Go through the material and pull out every line with the string "content" in it.

Raw data
Begin
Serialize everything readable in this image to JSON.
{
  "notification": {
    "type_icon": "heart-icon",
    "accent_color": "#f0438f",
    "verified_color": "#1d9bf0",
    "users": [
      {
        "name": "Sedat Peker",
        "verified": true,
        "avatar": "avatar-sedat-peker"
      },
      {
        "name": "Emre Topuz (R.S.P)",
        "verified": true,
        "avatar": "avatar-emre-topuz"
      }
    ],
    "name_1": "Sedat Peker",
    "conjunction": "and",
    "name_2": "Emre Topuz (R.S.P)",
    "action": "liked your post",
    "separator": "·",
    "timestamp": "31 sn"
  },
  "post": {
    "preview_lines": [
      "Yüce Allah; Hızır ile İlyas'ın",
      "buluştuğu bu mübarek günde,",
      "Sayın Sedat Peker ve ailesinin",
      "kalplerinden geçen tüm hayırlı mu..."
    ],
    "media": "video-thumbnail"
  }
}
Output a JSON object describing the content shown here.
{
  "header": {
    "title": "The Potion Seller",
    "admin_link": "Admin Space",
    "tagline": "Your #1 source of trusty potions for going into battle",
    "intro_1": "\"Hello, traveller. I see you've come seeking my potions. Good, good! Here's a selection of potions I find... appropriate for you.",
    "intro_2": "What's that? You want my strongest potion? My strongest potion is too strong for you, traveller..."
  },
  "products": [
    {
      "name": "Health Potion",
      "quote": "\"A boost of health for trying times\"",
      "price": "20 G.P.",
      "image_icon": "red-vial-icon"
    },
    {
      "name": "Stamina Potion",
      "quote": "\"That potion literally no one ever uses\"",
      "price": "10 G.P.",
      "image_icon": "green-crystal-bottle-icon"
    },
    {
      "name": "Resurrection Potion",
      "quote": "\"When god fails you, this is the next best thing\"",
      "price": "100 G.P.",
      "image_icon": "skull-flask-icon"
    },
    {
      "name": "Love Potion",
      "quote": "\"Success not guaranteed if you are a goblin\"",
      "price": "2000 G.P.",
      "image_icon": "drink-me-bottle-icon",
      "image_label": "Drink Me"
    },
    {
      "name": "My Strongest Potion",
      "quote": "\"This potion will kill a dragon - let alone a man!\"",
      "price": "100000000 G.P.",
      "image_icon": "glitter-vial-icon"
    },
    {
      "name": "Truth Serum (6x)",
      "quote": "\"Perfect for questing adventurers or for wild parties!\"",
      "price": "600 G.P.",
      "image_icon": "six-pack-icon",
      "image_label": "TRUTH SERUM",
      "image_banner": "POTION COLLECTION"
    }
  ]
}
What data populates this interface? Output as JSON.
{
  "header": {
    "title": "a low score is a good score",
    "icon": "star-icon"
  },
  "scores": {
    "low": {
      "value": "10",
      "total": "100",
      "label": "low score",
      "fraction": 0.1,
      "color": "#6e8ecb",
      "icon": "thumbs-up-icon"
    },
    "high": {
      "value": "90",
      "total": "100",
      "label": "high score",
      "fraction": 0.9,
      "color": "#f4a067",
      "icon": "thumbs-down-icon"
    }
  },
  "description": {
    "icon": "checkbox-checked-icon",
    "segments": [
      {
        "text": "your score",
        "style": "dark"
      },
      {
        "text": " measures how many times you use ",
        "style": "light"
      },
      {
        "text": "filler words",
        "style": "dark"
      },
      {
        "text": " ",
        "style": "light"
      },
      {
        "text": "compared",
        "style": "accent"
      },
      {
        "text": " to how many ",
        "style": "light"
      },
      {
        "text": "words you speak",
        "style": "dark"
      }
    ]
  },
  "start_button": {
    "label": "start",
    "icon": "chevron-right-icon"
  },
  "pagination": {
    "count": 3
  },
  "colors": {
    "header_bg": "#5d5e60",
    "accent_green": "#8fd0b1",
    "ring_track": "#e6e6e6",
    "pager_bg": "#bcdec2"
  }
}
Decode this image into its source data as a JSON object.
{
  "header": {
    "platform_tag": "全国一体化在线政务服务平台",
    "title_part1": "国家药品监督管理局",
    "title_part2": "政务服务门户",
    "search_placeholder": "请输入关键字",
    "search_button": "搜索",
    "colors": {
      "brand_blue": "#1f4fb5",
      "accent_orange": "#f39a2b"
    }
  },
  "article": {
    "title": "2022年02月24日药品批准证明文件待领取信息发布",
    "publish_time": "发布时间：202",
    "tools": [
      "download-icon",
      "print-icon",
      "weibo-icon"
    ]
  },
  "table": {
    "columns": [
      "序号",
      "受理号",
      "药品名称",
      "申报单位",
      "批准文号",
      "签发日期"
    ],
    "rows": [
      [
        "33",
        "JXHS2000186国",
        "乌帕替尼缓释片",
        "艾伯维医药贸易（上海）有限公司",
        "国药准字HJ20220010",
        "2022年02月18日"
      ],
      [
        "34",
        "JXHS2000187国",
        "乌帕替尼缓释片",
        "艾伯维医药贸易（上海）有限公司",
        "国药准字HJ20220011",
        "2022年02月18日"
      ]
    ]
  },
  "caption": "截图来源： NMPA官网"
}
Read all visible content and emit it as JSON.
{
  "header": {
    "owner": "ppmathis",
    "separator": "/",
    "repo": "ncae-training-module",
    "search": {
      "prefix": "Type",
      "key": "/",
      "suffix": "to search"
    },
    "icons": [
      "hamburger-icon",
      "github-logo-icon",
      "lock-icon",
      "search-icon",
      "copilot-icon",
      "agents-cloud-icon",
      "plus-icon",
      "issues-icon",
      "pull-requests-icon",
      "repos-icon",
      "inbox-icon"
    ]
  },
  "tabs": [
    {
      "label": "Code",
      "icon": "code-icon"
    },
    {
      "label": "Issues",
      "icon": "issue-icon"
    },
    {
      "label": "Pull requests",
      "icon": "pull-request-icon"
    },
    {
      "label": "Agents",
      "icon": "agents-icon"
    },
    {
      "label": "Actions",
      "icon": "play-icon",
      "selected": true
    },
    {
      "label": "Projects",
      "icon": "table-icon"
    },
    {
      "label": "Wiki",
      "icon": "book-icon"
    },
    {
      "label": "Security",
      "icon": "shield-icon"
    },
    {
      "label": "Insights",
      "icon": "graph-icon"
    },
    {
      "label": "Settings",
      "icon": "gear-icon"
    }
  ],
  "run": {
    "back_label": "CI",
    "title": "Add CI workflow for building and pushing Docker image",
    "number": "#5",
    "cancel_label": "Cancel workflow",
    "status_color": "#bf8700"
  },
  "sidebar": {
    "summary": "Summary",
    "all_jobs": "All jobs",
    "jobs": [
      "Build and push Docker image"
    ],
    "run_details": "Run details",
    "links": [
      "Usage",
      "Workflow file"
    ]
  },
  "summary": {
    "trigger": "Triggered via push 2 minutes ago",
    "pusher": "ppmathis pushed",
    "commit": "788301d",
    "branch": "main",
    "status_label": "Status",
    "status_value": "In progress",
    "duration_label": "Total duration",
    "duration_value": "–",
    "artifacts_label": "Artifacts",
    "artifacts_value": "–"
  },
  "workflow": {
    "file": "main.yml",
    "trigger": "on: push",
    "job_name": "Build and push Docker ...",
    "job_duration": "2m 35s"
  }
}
End
Solution to this exercise
Output a JSON object describing the content shown here.
Read all visible content and emit it as JSON.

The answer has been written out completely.